Entries from a dataset
========================================================================
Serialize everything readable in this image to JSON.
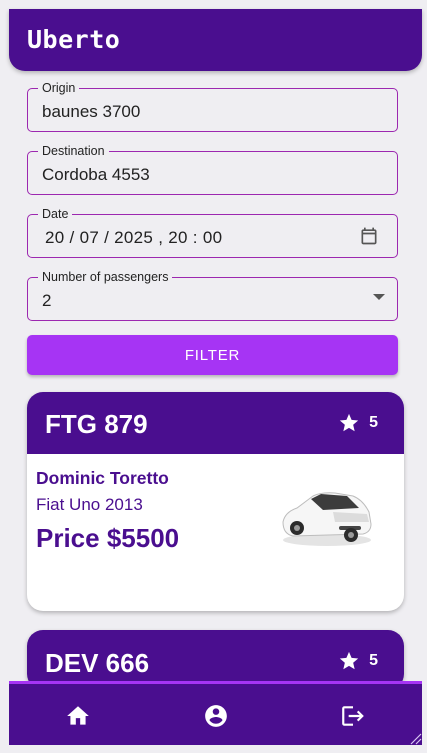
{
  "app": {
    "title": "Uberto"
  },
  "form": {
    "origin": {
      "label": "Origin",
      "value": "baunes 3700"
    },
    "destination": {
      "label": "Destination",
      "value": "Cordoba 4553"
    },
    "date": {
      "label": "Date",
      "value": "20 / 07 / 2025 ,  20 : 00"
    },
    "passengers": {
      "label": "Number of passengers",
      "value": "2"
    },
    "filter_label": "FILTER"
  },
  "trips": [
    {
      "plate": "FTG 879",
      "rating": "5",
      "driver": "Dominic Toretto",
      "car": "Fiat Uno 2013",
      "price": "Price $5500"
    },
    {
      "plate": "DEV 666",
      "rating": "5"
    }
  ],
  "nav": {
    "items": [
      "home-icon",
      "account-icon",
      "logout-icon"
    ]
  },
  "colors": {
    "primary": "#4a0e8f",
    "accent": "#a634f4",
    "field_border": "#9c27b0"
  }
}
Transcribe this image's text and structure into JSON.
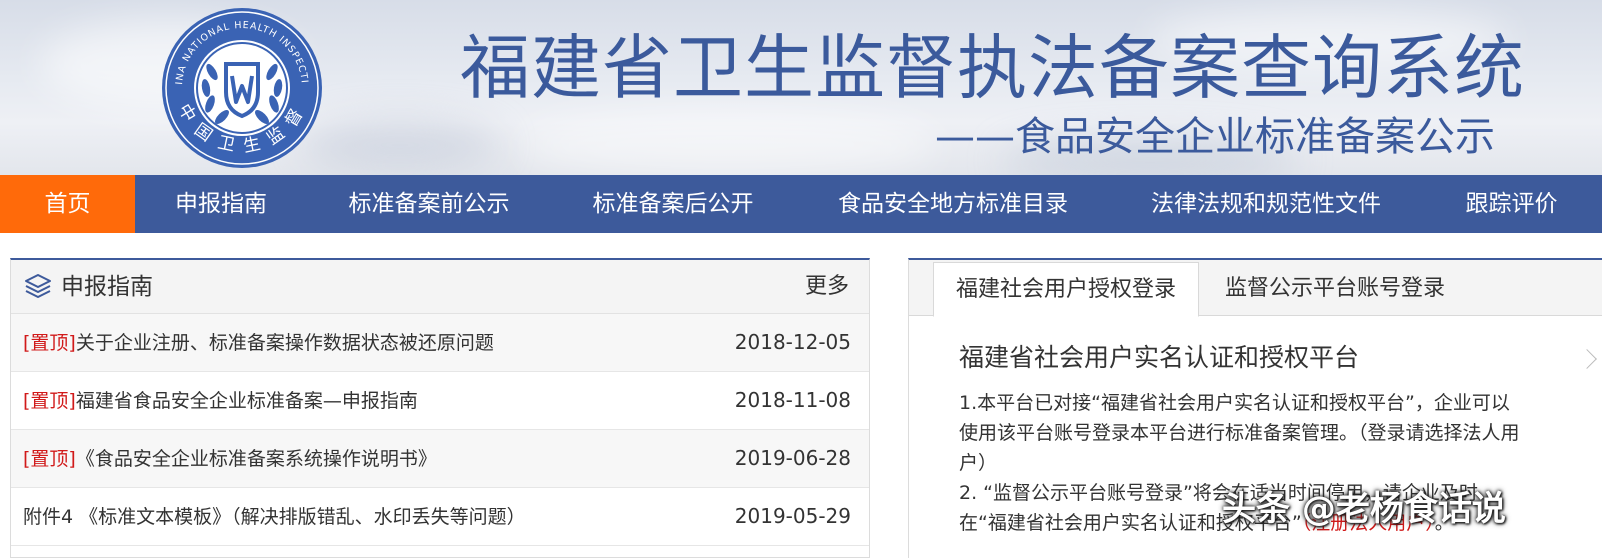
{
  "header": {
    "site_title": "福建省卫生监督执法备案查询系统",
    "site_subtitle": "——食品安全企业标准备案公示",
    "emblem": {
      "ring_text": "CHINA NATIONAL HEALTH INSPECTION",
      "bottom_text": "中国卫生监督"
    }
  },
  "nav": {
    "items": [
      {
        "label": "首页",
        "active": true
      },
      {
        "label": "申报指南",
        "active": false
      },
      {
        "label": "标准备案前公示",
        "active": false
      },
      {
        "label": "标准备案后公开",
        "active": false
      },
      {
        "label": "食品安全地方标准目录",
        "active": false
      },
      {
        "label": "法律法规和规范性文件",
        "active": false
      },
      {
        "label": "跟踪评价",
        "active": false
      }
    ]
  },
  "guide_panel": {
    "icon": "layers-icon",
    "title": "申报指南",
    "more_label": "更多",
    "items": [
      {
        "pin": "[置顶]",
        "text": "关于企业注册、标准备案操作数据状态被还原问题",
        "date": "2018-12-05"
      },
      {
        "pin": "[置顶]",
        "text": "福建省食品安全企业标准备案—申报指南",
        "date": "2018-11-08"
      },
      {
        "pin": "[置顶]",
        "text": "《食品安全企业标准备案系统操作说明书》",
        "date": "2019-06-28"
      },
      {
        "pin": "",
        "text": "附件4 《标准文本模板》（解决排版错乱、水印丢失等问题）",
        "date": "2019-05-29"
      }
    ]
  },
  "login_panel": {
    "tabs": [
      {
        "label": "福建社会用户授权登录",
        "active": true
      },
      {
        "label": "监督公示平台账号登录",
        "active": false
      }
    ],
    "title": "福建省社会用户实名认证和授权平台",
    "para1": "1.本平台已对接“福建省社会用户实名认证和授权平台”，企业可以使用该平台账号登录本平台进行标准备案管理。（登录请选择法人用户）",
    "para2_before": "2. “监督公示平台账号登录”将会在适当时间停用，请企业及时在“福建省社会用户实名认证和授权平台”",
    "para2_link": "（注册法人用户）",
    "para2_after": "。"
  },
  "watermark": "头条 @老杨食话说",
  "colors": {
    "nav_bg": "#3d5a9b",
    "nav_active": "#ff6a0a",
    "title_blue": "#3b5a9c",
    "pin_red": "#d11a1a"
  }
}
========================================================================
DESCRIPTION OF THE TASK: From the listing above, copy every line that includes the word "this".

COMPLETED TASK:
Serialize everything readable in this image to JSON.
Transcribe this image's text and structure into JSON.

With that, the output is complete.